* Data lines *
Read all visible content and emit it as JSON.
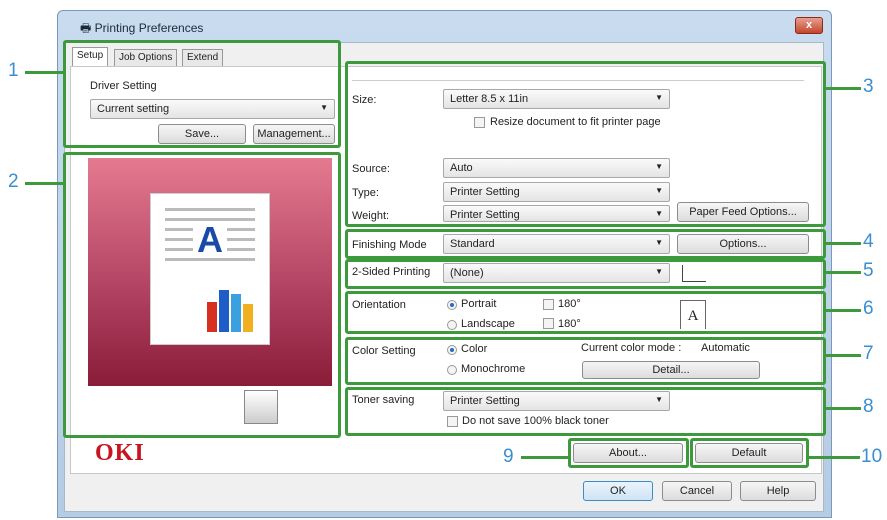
{
  "window": {
    "title": "Printing Preferences",
    "close": "x"
  },
  "tabs": [
    "Setup",
    "Job Options",
    "Extend"
  ],
  "driver": {
    "label": "Driver Setting",
    "value": "Current setting",
    "save": "Save...",
    "management": "Management..."
  },
  "paper": {
    "size_label": "Size:",
    "size_value": "Letter 8.5 x 11in",
    "resize": "Resize document to fit printer page",
    "source_label": "Source:",
    "source_value": "Auto",
    "type_label": "Type:",
    "type_value": "Printer Setting",
    "weight_label": "Weight:",
    "weight_value": "Printer Setting",
    "feed_options": "Paper Feed Options..."
  },
  "finishing": {
    "label": "Finishing Mode",
    "value": "Standard",
    "options": "Options..."
  },
  "duplex": {
    "label": "2-Sided Printing",
    "value": "(None)"
  },
  "orientation": {
    "label": "Orientation",
    "portrait": "Portrait",
    "landscape": "Landscape",
    "rotate1": "180°",
    "rotate2": "180°",
    "page_glyph": "A"
  },
  "color": {
    "label": "Color Setting",
    "color": "Color",
    "mono": "Monochrome",
    "mode_label": "Current color mode :",
    "mode_value": "Automatic",
    "detail": "Detail..."
  },
  "toner": {
    "label": "Toner saving",
    "value": "Printer Setting",
    "no_save": "Do not save 100% black toner"
  },
  "preview": {
    "glyph": "A"
  },
  "brand": "OKI",
  "buttons": {
    "about": "About...",
    "default": "Default",
    "ok": "OK",
    "cancel": "Cancel",
    "help": "Help"
  },
  "callouts": [
    "1",
    "2",
    "3",
    "4",
    "5",
    "6",
    "7",
    "8",
    "9",
    "10"
  ],
  "colors": {
    "callout": "#3a8ed2",
    "highlight": "#3c9a3c",
    "brand": "#c8141e"
  }
}
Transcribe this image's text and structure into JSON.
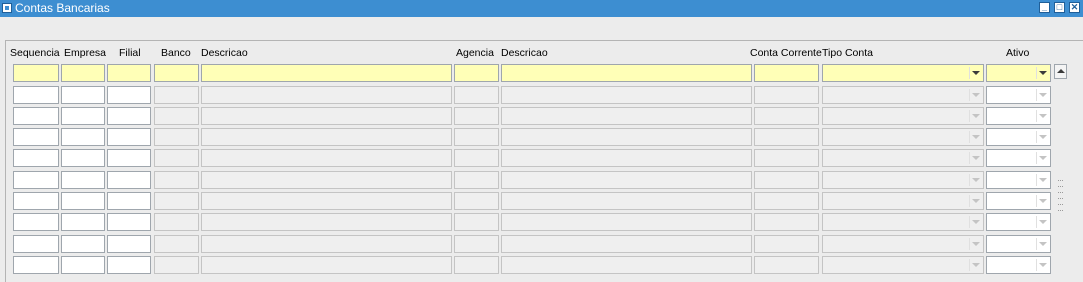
{
  "window": {
    "title": "Contas Bancarias",
    "buttons": [
      "minimize",
      "maximize",
      "close"
    ]
  },
  "columns": [
    "Sequencia",
    "Empresa",
    "Filial",
    "Banco",
    "Descricao",
    "Agencia",
    "Descricao",
    "Conta Corrente",
    "Tipo Conta",
    "Ativo"
  ],
  "rows": [
    {
      "sequencia": "",
      "empresa": "",
      "filial": "",
      "banco": "",
      "descricao_banco": "",
      "agencia": "",
      "descricao_agencia": "",
      "conta_corrente": "",
      "tipo_conta": "",
      "ativo": ""
    },
    {
      "sequencia": "",
      "empresa": "",
      "filial": "",
      "banco": "",
      "descricao_banco": "",
      "agencia": "",
      "descricao_agencia": "",
      "conta_corrente": "",
      "tipo_conta": "",
      "ativo": ""
    },
    {
      "sequencia": "",
      "empresa": "",
      "filial": "",
      "banco": "",
      "descricao_banco": "",
      "agencia": "",
      "descricao_agencia": "",
      "conta_corrente": "",
      "tipo_conta": "",
      "ativo": ""
    },
    {
      "sequencia": "",
      "empresa": "",
      "filial": "",
      "banco": "",
      "descricao_banco": "",
      "agencia": "",
      "descricao_agencia": "",
      "conta_corrente": "",
      "tipo_conta": "",
      "ativo": ""
    },
    {
      "sequencia": "",
      "empresa": "",
      "filial": "",
      "banco": "",
      "descricao_banco": "",
      "agencia": "",
      "descricao_agencia": "",
      "conta_corrente": "",
      "tipo_conta": "",
      "ativo": ""
    },
    {
      "sequencia": "",
      "empresa": "",
      "filial": "",
      "banco": "",
      "descricao_banco": "",
      "agencia": "",
      "descricao_agencia": "",
      "conta_corrente": "",
      "tipo_conta": "",
      "ativo": ""
    },
    {
      "sequencia": "",
      "empresa": "",
      "filial": "",
      "banco": "",
      "descricao_banco": "",
      "agencia": "",
      "descricao_agencia": "",
      "conta_corrente": "",
      "tipo_conta": "",
      "ativo": ""
    },
    {
      "sequencia": "",
      "empresa": "",
      "filial": "",
      "banco": "",
      "descricao_banco": "",
      "agencia": "",
      "descricao_agencia": "",
      "conta_corrente": "",
      "tipo_conta": "",
      "ativo": ""
    },
    {
      "sequencia": "",
      "empresa": "",
      "filial": "",
      "banco": "",
      "descricao_banco": "",
      "agencia": "",
      "descricao_agencia": "",
      "conta_corrente": "",
      "tipo_conta": "",
      "ativo": ""
    },
    {
      "sequencia": "",
      "empresa": "",
      "filial": "",
      "banco": "",
      "descricao_banco": "",
      "agencia": "",
      "descricao_agencia": "",
      "conta_corrente": "",
      "tipo_conta": "",
      "ativo": ""
    }
  ],
  "current_row": 0,
  "colors": {
    "titlebar": "#3d8ed1",
    "current_record": "#ffffb7",
    "disabled_field": "#efefef",
    "enabled_field": "#ffffff"
  },
  "icons": [
    "app-icon",
    "minimize-icon",
    "maximize-icon",
    "close-icon",
    "chevron-down-icon",
    "scroll-up-icon"
  ]
}
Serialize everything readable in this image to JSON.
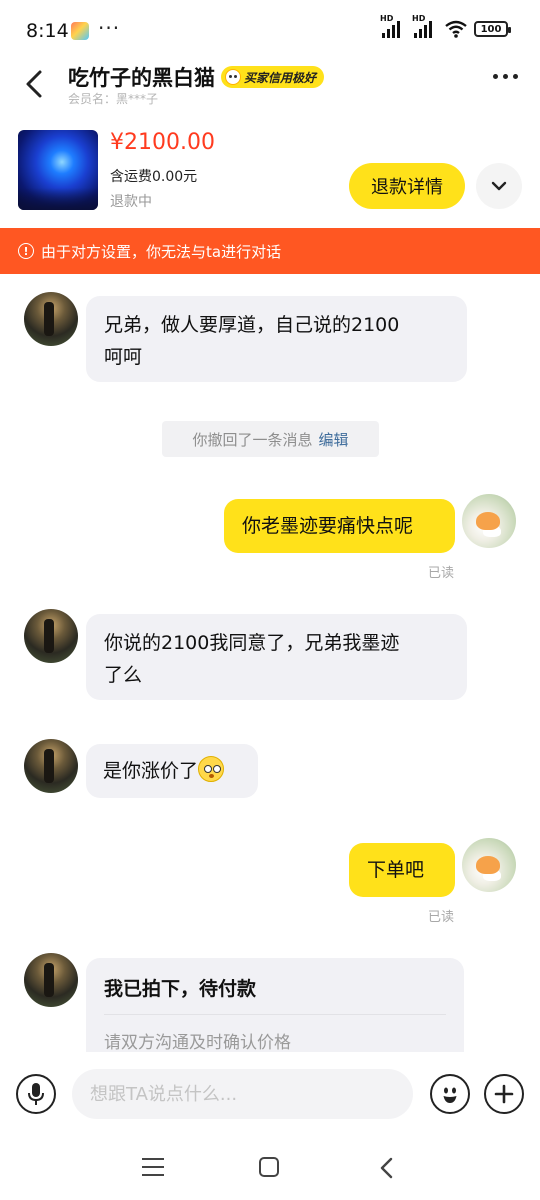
{
  "status_bar": {
    "time": "8:14",
    "dots": "···",
    "battery": "100",
    "signal_label": "HD"
  },
  "header": {
    "title": "吃竹子的黑白猫",
    "credit_badge": "买家信用极好",
    "member_label": "会员名：黑***子"
  },
  "product": {
    "price": "¥2100.00",
    "shipping": "含运费0.00元",
    "status": "退款中",
    "refund_button": "退款详情"
  },
  "warning": {
    "icon": "!",
    "text": "由于对方设置，你无法与ta进行对话"
  },
  "messages": {
    "m1": {
      "line1": "兄弟，做人要厚道，自己说的2100",
      "line2": "呵呵"
    },
    "recall": {
      "text": "你撤回了一条消息",
      "action": "编辑"
    },
    "m2": {
      "text": "你老墨迹要痛快点呢",
      "read": "已读"
    },
    "m3": {
      "line1": "你说的2100我同意了，兄弟我墨迹",
      "line2": "了么"
    },
    "m4": {
      "text": "是你涨价了"
    },
    "m5": {
      "text": "下单吧",
      "read": "已读"
    },
    "order_card": {
      "title": "我已拍下，待付款",
      "subtitle": "请双方沟通及时确认价格"
    }
  },
  "input": {
    "placeholder": "想跟TA说点什么..."
  },
  "icons": {
    "back": "back-arrow-icon",
    "more": "more-icon",
    "expand": "chevron-down-icon",
    "voice": "microphone-icon",
    "emoji": "emoji-icon",
    "add": "plus-icon"
  },
  "colors": {
    "accent": "#ffe11a",
    "warning": "#ff5722",
    "price": "#ff3b1f"
  }
}
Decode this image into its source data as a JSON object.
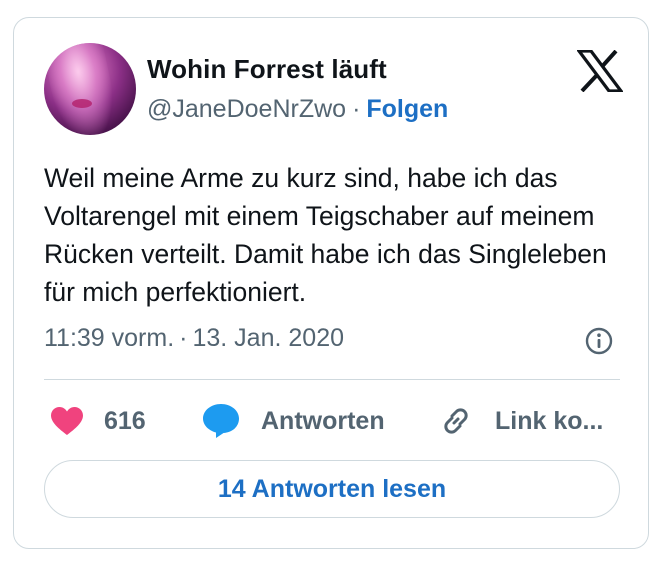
{
  "author": {
    "display_name": "Wohin Forrest läuft",
    "handle": "@JaneDoeNrZwo",
    "separator": "·",
    "follow_label": "Folgen"
  },
  "tweet": {
    "text": "Weil meine Arme zu kurz sind, habe ich das Voltarengel mit einem Teigschaber auf meinem Rücken verteilt. Damit habe ich das Singleleben für mich perfektioniert.",
    "time": "11:39 vorm.",
    "separator": "·",
    "date": "13. Jan. 2020"
  },
  "actions": {
    "like_count": "616",
    "reply_label": "Antworten",
    "link_label": "Link ko..."
  },
  "read_replies_label": "14 Antworten lesen",
  "icons": {
    "brand": "x-logo-icon",
    "info": "info-icon",
    "like": "heart-icon",
    "reply": "speech-bubble-icon",
    "link": "link-icon"
  },
  "colors": {
    "heart": "#f0437e",
    "reply_bubble": "#1d9bf0",
    "link_blue": "#1d6fc4",
    "secondary_text": "#536471",
    "border": "#cfd9de"
  }
}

* Your instructions *
Reproduce the material above in full, exactly, with no images.

* Finished exercise *
Read all visible content and emit it as JSON.
{
  "window": {
    "title": "Printing Preferences",
    "close": "x"
  },
  "tabs": [
    "Setup",
    "Job Options",
    "Extend"
  ],
  "driver": {
    "label": "Driver Setting",
    "value": "Current setting",
    "save": "Save...",
    "management": "Management..."
  },
  "paper": {
    "size_label": "Size:",
    "size_value": "Letter 8.5 x 11in",
    "resize": "Resize document to fit printer page",
    "source_label": "Source:",
    "source_value": "Auto",
    "type_label": "Type:",
    "type_value": "Printer Setting",
    "weight_label": "Weight:",
    "weight_value": "Printer Setting",
    "feed_options": "Paper Feed Options..."
  },
  "finishing": {
    "label": "Finishing Mode",
    "value": "Standard",
    "options": "Options..."
  },
  "duplex": {
    "label": "2-Sided Printing",
    "value": "(None)"
  },
  "orientation": {
    "label": "Orientation",
    "portrait": "Portrait",
    "landscape": "Landscape",
    "rotate1": "180°",
    "rotate2": "180°",
    "page_glyph": "A"
  },
  "color": {
    "label": "Color Setting",
    "color": "Color",
    "mono": "Monochrome",
    "mode_label": "Current color mode :",
    "mode_value": "Automatic",
    "detail": "Detail..."
  },
  "toner": {
    "label": "Toner saving",
    "value": "Printer Setting",
    "no_save": "Do not save 100% black toner"
  },
  "preview": {
    "glyph": "A"
  },
  "brand": "OKI",
  "buttons": {
    "about": "About...",
    "default": "Default",
    "ok": "OK",
    "cancel": "Cancel",
    "help": "Help"
  },
  "callouts": [
    "1",
    "2",
    "3",
    "4",
    "5",
    "6",
    "7",
    "8",
    "9",
    "10"
  ],
  "colors": {
    "callout": "#3a8ed2",
    "highlight": "#3c9a3c",
    "brand": "#c8141e"
  }
}
Transcribe this image's text and structure into JSON.
{
  "window": {
    "title": "Contas Bancarias",
    "buttons": [
      "minimize",
      "maximize",
      "close"
    ]
  },
  "columns": [
    "Sequencia",
    "Empresa",
    "Filial",
    "Banco",
    "Descricao",
    "Agencia",
    "Descricao",
    "Conta Corrente",
    "Tipo Conta",
    "Ativo"
  ],
  "rows": [
    {
      "sequencia": "",
      "empresa": "",
      "filial": "",
      "banco": "",
      "descricao_banco": "",
      "agencia": "",
      "descricao_agencia": "",
      "conta_corrente": "",
      "tipo_conta": "",
      "ativo": ""
    },
    {
      "sequencia": "",
      "empresa": "",
      "filial": "",
      "banco": "",
      "descricao_banco": "",
      "agencia": "",
      "descricao_agencia": "",
      "conta_corrente": "",
      "tipo_conta": "",
      "ativo": ""
    },
    {
      "sequencia": "",
      "empresa": "",
      "filial": "",
      "banco": "",
      "descricao_banco": "",
      "agencia": "",
      "descricao_agencia": "",
      "conta_corrente": "",
      "tipo_conta": "",
      "ativo": ""
    },
    {
      "sequencia": "",
      "empresa": "",
      "filial": "",
      "banco": "",
      "descricao_banco": "",
      "agencia": "",
      "descricao_agencia": "",
      "conta_corrente": "",
      "tipo_conta": "",
      "ativo": ""
    },
    {
      "sequencia": "",
      "empresa": "",
      "filial": "",
      "banco": "",
      "descricao_banco": "",
      "agencia": "",
      "descricao_agencia": "",
      "conta_corrente": "",
      "tipo_conta": "",
      "ativo": ""
    },
    {
      "sequencia": "",
      "empresa": "",
      "filial": "",
      "banco": "",
      "descricao_banco": "",
      "agencia": "",
      "descricao_agencia": "",
      "conta_corrente": "",
      "tipo_conta": "",
      "ativo": ""
    },
    {
      "sequencia": "",
      "empresa": "",
      "filial": "",
      "banco": "",
      "descricao_banco": "",
      "agencia": "",
      "descricao_agencia": "",
      "conta_corrente": "",
      "tipo_conta": "",
      "ativo": ""
    },
    {
      "sequencia": "",
      "empresa": "",
      "filial": "",
      "banco": "",
      "descricao_banco": "",
      "agencia": "",
      "descricao_agencia": "",
      "conta_corrente": "",
      "tipo_conta": "",
      "ativo": ""
    },
    {
      "sequencia": "",
      "empresa": "",
      "filial": "",
      "banco": "",
      "descricao_banco": "",
      "agencia": "",
      "descricao_agencia": "",
      "conta_corrente": "",
      "tipo_conta": "",
      "ativo": ""
    },
    {
      "sequencia": "",
      "empresa": "",
      "filial": "",
      "banco": "",
      "descricao_banco": "",
      "agencia": "",
      "descricao_agencia": "",
      "conta_corrente": "",
      "tipo_conta": "",
      "ativo": ""
    }
  ],
  "current_row": 0,
  "colors": {
    "titlebar": "#3d8ed1",
    "current_record": "#ffffb7",
    "disabled_field": "#efefef",
    "enabled_field": "#ffffff"
  },
  "icons": [
    "app-icon",
    "minimize-icon",
    "maximize-icon",
    "close-icon",
    "chevron-down-icon",
    "scroll-up-icon"
  ]
}
Serialize everything readable in this image to JSON.
{
  "status_bar": {
    "time": "8:14",
    "dots": "···",
    "battery": "100",
    "signal_label": "HD"
  },
  "header": {
    "title": "吃竹子的黑白猫",
    "credit_badge": "买家信用极好",
    "member_label": "会员名：黑***子"
  },
  "product": {
    "price": "¥2100.00",
    "shipping": "含运费0.00元",
    "status": "退款中",
    "refund_button": "退款详情"
  },
  "warning": {
    "icon": "!",
    "text": "由于对方设置，你无法与ta进行对话"
  },
  "messages": {
    "m1": {
      "line1": "兄弟，做人要厚道，自己说的2100",
      "line2": "呵呵"
    },
    "recall": {
      "text": "你撤回了一条消息",
      "action": "编辑"
    },
    "m2": {
      "text": "你老墨迹要痛快点呢",
      "read": "已读"
    },
    "m3": {
      "line1": "你说的2100我同意了，兄弟我墨迹",
      "line2": "了么"
    },
    "m4": {
      "text": "是你涨价了"
    },
    "m5": {
      "text": "下单吧",
      "read": "已读"
    },
    "order_card": {
      "title": "我已拍下，待付款",
      "subtitle": "请双方沟通及时确认价格"
    }
  },
  "input": {
    "placeholder": "想跟TA说点什么..."
  },
  "icons": {
    "back": "back-arrow-icon",
    "more": "more-icon",
    "expand": "chevron-down-icon",
    "voice": "microphone-icon",
    "emoji": "emoji-icon",
    "add": "plus-icon"
  },
  "colors": {
    "accent": "#ffe11a",
    "warning": "#ff5722",
    "price": "#ff3b1f"
  }
}
Decode this image into its source data as a JSON object.
{
  "author": {
    "display_name": "Wohin Forrest läuft",
    "handle": "@JaneDoeNrZwo",
    "separator": "·",
    "follow_label": "Folgen"
  },
  "tweet": {
    "text": "Weil meine Arme zu kurz sind, habe ich das Voltarengel mit einem Teigschaber auf meinem Rücken verteilt. Damit habe ich das Singleleben für mich perfektioniert.",
    "time": "11:39 vorm.",
    "separator": "·",
    "date": "13. Jan. 2020"
  },
  "actions": {
    "like_count": "616",
    "reply_label": "Antworten",
    "link_label": "Link ko..."
  },
  "read_replies_label": "14 Antworten lesen",
  "icons": {
    "brand": "x-logo-icon",
    "info": "info-icon",
    "like": "heart-icon",
    "reply": "speech-bubble-icon",
    "link": "link-icon"
  },
  "colors": {
    "heart": "#f0437e",
    "reply_bubble": "#1d9bf0",
    "link_blue": "#1d6fc4",
    "secondary_text": "#536471",
    "border": "#cfd9de"
  }
}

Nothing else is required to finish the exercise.